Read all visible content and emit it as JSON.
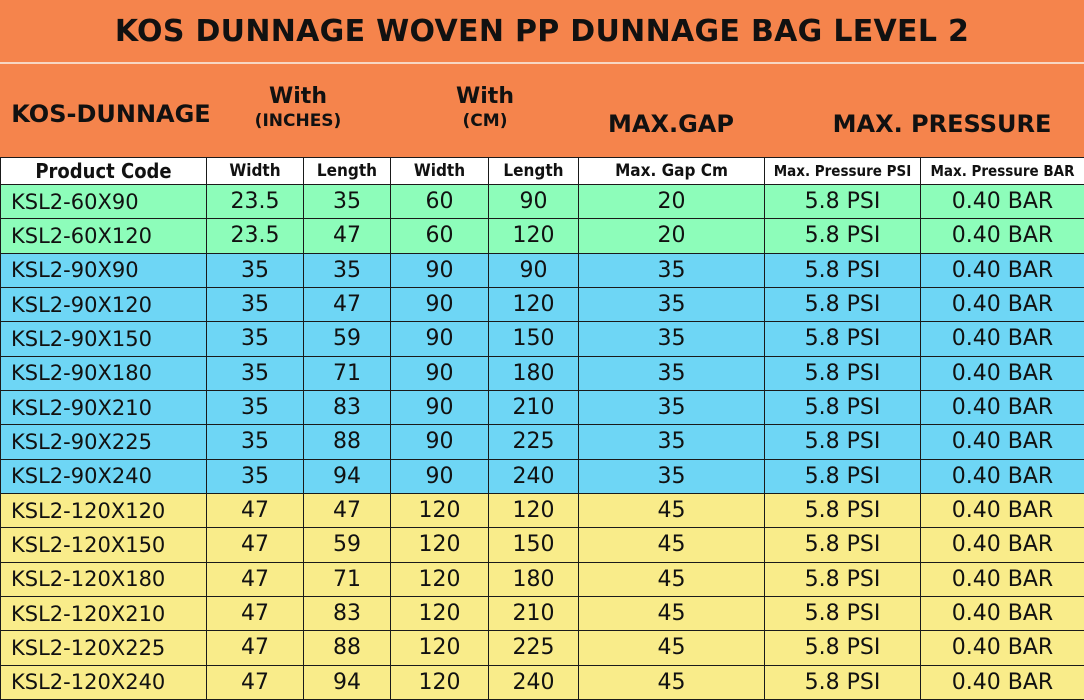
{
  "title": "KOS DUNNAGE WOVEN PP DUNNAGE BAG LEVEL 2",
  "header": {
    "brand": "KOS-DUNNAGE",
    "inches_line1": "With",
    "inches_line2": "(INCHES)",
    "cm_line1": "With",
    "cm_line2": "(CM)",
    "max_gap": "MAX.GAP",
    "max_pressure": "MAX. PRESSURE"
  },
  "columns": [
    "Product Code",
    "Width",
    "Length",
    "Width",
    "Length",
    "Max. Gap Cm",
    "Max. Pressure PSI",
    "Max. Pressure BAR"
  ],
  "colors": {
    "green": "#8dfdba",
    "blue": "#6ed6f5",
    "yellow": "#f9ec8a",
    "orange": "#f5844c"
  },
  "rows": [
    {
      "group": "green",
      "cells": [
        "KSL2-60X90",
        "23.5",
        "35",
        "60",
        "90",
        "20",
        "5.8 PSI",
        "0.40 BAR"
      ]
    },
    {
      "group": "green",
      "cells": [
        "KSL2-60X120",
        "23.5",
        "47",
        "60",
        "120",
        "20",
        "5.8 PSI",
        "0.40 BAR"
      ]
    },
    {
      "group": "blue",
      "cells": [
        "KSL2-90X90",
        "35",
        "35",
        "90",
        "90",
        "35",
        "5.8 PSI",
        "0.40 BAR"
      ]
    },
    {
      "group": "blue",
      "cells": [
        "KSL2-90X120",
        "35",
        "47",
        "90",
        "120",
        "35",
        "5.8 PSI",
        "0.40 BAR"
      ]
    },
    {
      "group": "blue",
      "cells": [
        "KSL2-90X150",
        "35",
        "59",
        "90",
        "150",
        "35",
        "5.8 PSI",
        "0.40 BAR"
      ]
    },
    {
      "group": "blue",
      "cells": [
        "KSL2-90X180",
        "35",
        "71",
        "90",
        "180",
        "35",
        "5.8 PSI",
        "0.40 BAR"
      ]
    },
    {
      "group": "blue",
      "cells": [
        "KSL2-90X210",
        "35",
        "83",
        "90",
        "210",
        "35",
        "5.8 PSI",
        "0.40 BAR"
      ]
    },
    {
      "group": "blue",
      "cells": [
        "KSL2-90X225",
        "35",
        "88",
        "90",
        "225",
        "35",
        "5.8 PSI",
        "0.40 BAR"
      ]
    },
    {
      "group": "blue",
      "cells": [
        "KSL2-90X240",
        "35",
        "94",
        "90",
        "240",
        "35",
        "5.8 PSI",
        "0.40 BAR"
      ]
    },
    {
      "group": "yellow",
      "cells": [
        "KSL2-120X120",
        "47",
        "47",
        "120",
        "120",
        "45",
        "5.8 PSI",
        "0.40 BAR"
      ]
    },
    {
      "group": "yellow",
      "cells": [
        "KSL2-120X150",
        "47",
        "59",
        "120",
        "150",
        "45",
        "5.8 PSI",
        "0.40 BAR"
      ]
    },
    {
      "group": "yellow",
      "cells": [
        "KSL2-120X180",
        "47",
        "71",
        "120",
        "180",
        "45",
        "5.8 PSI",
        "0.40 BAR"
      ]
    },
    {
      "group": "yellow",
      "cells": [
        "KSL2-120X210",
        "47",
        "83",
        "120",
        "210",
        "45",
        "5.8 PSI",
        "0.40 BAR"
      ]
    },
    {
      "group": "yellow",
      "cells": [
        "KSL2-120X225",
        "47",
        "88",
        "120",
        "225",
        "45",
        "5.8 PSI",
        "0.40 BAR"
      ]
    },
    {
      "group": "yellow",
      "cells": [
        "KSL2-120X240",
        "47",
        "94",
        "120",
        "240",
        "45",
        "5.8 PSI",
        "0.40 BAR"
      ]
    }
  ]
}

--------

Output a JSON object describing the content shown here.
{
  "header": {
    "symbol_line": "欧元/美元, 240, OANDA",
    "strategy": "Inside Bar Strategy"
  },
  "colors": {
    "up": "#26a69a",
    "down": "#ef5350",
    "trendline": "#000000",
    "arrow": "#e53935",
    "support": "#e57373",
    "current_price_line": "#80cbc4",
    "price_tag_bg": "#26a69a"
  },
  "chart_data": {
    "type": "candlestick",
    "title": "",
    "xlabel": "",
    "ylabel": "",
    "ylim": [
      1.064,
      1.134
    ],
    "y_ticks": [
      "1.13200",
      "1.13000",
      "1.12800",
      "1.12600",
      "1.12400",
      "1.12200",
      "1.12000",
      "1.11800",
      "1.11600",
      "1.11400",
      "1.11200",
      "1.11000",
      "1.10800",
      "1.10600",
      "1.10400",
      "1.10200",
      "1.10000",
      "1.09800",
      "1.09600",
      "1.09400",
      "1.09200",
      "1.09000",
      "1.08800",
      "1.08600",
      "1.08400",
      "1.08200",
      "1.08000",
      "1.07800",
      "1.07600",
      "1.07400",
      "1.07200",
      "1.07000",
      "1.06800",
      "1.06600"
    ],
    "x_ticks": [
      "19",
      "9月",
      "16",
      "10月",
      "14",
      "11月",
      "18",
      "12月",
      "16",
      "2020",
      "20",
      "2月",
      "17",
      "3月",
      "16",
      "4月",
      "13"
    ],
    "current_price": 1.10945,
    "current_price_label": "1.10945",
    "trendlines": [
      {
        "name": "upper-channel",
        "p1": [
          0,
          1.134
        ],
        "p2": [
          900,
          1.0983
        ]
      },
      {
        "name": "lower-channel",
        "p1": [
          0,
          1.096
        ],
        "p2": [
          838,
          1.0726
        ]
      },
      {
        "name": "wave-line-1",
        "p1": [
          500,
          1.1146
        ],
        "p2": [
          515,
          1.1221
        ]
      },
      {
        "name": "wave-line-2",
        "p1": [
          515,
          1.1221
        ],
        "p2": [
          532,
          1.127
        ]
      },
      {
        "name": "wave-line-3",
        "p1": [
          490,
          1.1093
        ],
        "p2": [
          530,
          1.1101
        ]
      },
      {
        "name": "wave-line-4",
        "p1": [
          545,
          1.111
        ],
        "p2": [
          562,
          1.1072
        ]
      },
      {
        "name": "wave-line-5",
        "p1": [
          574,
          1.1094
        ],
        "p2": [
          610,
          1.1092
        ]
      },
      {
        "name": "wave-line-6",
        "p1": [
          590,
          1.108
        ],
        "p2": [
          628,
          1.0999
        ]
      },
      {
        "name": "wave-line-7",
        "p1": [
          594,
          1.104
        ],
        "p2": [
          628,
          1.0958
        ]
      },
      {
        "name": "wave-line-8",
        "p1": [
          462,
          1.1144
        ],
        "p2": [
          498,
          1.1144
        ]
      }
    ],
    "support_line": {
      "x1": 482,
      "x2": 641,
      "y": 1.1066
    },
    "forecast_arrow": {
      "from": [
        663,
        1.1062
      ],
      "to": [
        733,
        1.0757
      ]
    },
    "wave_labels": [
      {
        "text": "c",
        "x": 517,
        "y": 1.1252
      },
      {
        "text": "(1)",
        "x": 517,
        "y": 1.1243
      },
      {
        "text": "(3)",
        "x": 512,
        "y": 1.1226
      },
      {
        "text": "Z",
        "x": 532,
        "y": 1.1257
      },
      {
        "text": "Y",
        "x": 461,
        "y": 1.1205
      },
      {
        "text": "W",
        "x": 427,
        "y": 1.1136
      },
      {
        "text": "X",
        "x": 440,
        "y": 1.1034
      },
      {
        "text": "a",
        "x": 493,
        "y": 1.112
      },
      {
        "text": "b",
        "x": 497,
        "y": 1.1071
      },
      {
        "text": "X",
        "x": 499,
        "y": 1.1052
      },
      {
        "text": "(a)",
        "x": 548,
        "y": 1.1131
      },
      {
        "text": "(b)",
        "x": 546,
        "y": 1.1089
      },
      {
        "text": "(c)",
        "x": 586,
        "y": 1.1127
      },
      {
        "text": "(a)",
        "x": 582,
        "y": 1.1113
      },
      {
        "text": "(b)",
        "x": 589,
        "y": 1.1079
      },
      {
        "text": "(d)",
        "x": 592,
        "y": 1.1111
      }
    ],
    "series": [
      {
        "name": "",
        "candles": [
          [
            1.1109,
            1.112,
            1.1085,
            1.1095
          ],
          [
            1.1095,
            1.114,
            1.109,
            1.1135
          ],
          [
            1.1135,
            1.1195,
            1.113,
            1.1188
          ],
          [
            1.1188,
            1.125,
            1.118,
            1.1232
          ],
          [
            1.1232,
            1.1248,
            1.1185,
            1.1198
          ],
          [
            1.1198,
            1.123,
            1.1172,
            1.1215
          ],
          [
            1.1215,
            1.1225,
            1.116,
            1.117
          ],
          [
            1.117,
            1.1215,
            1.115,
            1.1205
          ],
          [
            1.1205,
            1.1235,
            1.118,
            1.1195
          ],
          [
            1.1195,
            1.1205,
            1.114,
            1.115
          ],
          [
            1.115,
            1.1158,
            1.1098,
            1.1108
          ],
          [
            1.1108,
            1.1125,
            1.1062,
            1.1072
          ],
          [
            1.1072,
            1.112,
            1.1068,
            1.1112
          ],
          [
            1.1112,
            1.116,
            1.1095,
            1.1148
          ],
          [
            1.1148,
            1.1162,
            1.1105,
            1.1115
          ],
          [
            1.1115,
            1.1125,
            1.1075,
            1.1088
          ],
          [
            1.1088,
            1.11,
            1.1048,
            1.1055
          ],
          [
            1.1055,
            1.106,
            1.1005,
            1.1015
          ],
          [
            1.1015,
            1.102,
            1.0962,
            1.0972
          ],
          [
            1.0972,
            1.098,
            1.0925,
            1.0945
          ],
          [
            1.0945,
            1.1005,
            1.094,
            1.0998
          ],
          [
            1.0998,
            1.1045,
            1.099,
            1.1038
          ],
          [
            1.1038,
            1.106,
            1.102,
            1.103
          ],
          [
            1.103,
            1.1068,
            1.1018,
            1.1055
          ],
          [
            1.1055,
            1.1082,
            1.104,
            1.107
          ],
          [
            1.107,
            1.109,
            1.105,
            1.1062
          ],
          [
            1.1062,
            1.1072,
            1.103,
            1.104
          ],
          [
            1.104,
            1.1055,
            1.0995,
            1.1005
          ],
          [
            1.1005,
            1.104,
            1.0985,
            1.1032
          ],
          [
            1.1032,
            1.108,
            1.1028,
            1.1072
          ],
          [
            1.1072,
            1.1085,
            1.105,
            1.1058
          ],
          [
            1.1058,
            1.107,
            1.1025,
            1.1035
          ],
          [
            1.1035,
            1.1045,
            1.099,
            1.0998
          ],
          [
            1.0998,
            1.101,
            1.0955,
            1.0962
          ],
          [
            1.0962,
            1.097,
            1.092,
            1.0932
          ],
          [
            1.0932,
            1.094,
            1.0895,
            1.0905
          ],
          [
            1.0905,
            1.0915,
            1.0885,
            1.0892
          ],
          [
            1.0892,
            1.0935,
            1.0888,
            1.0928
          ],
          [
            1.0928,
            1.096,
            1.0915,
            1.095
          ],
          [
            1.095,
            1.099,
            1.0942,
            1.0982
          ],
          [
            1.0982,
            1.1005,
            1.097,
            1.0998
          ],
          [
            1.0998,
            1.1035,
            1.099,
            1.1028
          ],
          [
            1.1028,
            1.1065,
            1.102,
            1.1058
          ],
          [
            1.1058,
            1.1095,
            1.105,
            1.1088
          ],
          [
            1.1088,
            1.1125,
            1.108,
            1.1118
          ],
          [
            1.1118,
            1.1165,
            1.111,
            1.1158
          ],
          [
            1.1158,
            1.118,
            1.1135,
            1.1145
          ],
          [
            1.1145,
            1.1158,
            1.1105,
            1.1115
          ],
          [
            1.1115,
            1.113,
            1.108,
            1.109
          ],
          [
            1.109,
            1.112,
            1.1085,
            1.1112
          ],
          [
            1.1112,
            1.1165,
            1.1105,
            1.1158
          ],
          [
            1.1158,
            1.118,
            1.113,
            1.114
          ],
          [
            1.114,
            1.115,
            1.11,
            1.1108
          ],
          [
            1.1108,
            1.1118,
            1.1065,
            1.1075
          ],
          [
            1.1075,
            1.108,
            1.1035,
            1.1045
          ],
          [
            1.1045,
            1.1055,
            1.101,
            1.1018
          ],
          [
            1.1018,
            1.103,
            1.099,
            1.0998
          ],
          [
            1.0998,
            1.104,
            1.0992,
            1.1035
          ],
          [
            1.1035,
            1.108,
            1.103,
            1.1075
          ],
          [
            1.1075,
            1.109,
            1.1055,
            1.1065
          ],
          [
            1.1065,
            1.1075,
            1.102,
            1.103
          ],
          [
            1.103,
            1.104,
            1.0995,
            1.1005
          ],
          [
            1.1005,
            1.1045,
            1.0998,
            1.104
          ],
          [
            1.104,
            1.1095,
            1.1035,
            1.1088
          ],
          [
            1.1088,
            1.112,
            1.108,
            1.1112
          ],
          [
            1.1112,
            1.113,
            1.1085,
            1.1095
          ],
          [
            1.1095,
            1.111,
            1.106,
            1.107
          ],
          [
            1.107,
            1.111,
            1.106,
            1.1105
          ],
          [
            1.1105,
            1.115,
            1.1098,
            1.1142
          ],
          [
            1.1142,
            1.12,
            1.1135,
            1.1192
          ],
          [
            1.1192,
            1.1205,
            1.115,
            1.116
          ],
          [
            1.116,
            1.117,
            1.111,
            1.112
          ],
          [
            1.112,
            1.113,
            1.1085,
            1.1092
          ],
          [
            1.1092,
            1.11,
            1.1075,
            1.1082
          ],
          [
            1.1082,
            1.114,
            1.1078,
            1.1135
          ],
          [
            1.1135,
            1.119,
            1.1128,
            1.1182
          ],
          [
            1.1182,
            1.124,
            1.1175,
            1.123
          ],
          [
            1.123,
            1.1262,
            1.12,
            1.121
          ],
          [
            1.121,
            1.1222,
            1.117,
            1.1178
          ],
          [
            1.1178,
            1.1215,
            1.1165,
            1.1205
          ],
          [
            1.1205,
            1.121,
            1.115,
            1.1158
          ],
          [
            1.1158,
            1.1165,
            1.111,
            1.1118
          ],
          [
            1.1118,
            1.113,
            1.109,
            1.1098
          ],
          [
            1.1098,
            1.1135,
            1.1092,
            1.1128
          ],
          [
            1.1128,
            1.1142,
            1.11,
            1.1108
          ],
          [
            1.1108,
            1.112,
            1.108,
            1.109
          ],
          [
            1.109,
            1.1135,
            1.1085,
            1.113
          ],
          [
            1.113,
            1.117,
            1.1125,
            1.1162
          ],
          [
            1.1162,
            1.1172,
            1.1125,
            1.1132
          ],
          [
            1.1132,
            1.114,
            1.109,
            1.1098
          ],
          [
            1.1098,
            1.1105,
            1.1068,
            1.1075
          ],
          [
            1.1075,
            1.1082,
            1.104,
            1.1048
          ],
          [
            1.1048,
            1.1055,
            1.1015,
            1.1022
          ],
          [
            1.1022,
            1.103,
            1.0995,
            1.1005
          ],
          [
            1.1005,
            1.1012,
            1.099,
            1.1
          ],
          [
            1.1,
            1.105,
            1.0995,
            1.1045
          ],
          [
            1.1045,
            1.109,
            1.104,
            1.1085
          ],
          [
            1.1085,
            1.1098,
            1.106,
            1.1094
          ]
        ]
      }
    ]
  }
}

--------

Task goal - Copy every line of the data that holds the string "name".

Solution to this task -
        "name": "upper-channel",
        "name": "lower-channel",
        "name": "wave-line-1",
        "name": "wave-line-2",
        "name": "wave-line-3",
        "name": "wave-line-4",
        "name": "wave-line-5",
        "name": "wave-line-6",
        "name": "wave-line-7",
        "name": "wave-line-8",
        "name": "",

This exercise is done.